-- Start --
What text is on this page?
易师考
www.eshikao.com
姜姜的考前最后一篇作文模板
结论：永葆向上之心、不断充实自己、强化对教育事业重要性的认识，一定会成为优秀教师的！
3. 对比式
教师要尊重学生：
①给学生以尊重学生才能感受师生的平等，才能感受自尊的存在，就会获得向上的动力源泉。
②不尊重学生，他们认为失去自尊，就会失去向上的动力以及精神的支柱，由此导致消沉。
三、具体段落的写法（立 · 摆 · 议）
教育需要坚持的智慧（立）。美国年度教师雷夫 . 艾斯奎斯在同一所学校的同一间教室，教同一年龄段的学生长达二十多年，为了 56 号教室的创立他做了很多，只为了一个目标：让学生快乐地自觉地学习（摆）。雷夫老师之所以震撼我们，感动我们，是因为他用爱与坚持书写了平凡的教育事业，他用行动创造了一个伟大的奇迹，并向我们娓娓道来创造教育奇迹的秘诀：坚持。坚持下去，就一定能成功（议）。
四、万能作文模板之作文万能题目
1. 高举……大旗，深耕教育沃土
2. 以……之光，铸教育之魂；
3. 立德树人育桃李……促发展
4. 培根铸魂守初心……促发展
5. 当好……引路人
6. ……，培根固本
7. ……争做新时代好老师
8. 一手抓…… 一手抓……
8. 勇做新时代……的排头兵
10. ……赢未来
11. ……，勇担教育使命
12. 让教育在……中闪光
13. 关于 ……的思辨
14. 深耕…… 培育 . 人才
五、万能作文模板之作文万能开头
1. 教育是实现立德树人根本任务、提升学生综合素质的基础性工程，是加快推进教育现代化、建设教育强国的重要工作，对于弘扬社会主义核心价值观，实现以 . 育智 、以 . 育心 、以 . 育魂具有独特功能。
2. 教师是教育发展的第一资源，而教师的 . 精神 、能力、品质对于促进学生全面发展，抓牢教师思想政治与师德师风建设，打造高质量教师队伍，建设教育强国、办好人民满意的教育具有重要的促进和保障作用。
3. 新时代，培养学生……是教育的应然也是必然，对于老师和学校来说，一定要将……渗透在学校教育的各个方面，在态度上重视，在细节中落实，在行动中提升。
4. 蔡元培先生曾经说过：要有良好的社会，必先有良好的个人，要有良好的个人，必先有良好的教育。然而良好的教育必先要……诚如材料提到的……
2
-- End --
Reproduce the material above without altering a single character.

What text is on this page?
易师考
www.eshikao.com
姜姜的考前最后一篇作文模板
结论：永葆向上之心、不断充实自己、强化对教育事业重要性的认识，一定会成为优秀教师的！
3. 对比式
教师要尊重学生：
①给学生以尊重学生才能感受师生的平等，才能感受自尊的存在，就会获得向上的动力源泉。
②不尊重学生，他们认为失去自尊，就会失去向上的动力以及精神的支柱，由此导致消沉。
三、具体段落的写法（立 · 摆 · 议）
教育需要坚持的智慧（立）。美国年度教师雷夫 . 艾斯奎斯在同一所学校的同一间教室，教同一年龄段的学生长达二十多年，为了 56 号教室的创立他做了很多，只为了一个目标：让学生快乐地自觉地学习（摆）。雷夫老师之所以震撼我们，感动我们，是因为他用爱与坚持书写了平凡的教育事业，他用行动创造了一个伟大的奇迹，并向我们娓娓道来创造教育奇迹的秘诀：坚持。坚持下去，就一定能成功（议）。
四、万能作文模板之作文万能题目
1. 高举……大旗，深耕教育沃土
2. 以……之光，铸教育之魂；
3. 立德树人育桃李……促发展
4. 培根铸魂守初心……促发展
5. 当好……引路人
6. ……，培根固本
7. ……争做新时代好老师
8. 一手抓…… 一手抓……
8. 勇做新时代……的排头兵
10. ……赢未来
11. ……，勇担教育使命
12. 让教育在……中闪光
13. 关于 ……的思辨
14. 深耕…… 培育 . 人才
五、万能作文模板之作文万能开头
1. 教育是实现立德树人根本任务、提升学生综合素质的基础性工程，是加快推进教育现代化、建设教育强国的重要工作，对于弘扬社会主义核心价值观，实现以 . 育智 、以 . 育心 、以 . 育魂具有独特功能。
2. 教师是教育发展的第一资源，而教师的 . 精神 、能力、品质对于促进学生全面发展，抓牢教师思想政治与师德师风建设，打造高质量教师队伍，建设教育强国、办好人民满意的教育具有重要的促进和保障作用。
3. 新时代，培养学生……是教育的应然也是必然，对于老师和学校来说，一定要将……渗透在学校教育的各个方面，在态度上重视，在细节中落实，在行动中提升。
4. 蔡元培先生曾经说过：要有良好的社会，必先有良好的个人，要有良好的个人，必先有良好的教育。然而良好的教育必先要……诚如材料提到的……
2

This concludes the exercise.